# Goal:
Copy out all of the material exactly.

# Data records:
*-*-*
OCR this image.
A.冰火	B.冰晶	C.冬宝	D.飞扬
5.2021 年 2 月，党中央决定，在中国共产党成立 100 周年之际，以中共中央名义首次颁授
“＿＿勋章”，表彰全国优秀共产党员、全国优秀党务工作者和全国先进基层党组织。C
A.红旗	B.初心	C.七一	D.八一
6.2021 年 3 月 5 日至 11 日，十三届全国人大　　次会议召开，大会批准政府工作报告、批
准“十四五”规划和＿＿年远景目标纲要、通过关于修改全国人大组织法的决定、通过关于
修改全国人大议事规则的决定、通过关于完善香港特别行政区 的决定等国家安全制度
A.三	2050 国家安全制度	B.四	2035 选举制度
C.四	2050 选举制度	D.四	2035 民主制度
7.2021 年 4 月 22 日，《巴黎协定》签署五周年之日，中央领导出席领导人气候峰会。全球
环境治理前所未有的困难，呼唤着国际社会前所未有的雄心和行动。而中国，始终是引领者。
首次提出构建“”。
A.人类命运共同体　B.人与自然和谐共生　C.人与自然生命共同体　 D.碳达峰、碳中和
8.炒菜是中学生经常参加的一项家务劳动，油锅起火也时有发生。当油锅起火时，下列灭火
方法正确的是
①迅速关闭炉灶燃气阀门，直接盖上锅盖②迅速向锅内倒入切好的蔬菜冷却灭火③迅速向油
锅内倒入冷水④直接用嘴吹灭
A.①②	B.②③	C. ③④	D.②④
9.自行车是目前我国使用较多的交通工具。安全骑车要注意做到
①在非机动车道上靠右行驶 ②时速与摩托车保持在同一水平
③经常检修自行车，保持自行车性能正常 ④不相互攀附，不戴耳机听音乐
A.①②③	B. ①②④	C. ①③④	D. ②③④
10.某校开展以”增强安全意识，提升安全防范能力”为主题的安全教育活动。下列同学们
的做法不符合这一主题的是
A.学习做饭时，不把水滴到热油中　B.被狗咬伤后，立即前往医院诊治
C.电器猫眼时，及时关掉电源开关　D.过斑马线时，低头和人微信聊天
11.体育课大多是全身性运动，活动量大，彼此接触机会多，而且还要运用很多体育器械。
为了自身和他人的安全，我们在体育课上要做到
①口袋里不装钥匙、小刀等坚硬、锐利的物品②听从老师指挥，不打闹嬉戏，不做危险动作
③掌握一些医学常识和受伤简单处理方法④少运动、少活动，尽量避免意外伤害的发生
*-*-*
# Correct answer:
OCR this image.
A.冰火	B.冰晶	C.冬宝	D.飞扬
5.2021 年 2 月，党中央决定，在中国共产党成立 100 周年之际，以中共中央名义首次颁授
“＿＿勋章”，表彰全国优秀共产党员、全国优秀党务工作者和全国先进基层党组织。C
A.红旗	B.初心	C.七一	D.八一
6.2021 年 3 月 5 日至 11 日，十三届全国人大　　次会议召开，大会批准政府工作报告、批
准“十四五”规划和＿＿年远景目标纲要、通过关于修改全国人大组织法的决定、通过关于
修改全国人大议事规则的决定、通过关于完善香港特别行政区 的决定等国家安全制度
A.三	2050 国家安全制度	B.四	2035 选举制度
C.四	2050 选举制度	D.四	2035 民主制度
7.2021 年 4 月 22 日，《巴黎协定》签署五周年之日，中央领导出席领导人气候峰会。全球
环境治理前所未有的困难，呼唤着国际社会前所未有的雄心和行动。而中国，始终是引领者。
首次提出构建“”。
A.人类命运共同体　B.人与自然和谐共生　C.人与自然生命共同体　 D.碳达峰、碳中和
8.炒菜是中学生经常参加的一项家务劳动，油锅起火也时有发生。当油锅起火时，下列灭火
方法正确的是
①迅速关闭炉灶燃气阀门，直接盖上锅盖②迅速向锅内倒入切好的蔬菜冷却灭火③迅速向油
锅内倒入冷水④直接用嘴吹灭
A.①②	B.②③	C. ③④	D.②④
9.自行车是目前我国使用较多的交通工具。安全骑车要注意做到
①在非机动车道上靠右行驶 ②时速与摩托车保持在同一水平
③经常检修自行车，保持自行车性能正常 ④不相互攀附，不戴耳机听音乐
A.①②③	B. ①②④	C. ①③④	D. ②③④
10.某校开展以”增强安全意识，提升安全防范能力”为主题的安全教育活动。下列同学们
的做法不符合这一主题的是
A.学习做饭时，不把水滴到热油中　B.被狗咬伤后，立即前往医院诊治
C.电器猫眼时，及时关掉电源开关　D.过斑马线时，低头和人微信聊天
11.体育课大多是全身性运动，活动量大，彼此接触机会多，而且还要运用很多体育器械。
为了自身和他人的安全，我们在体育课上要做到
①口袋里不装钥匙、小刀等坚硬、锐利的物品②听从老师指挥，不打闹嬉戏，不做危险动作
③掌握一些医学常识和受伤简单处理方法④少运动、少活动，尽量避免意外伤害的发生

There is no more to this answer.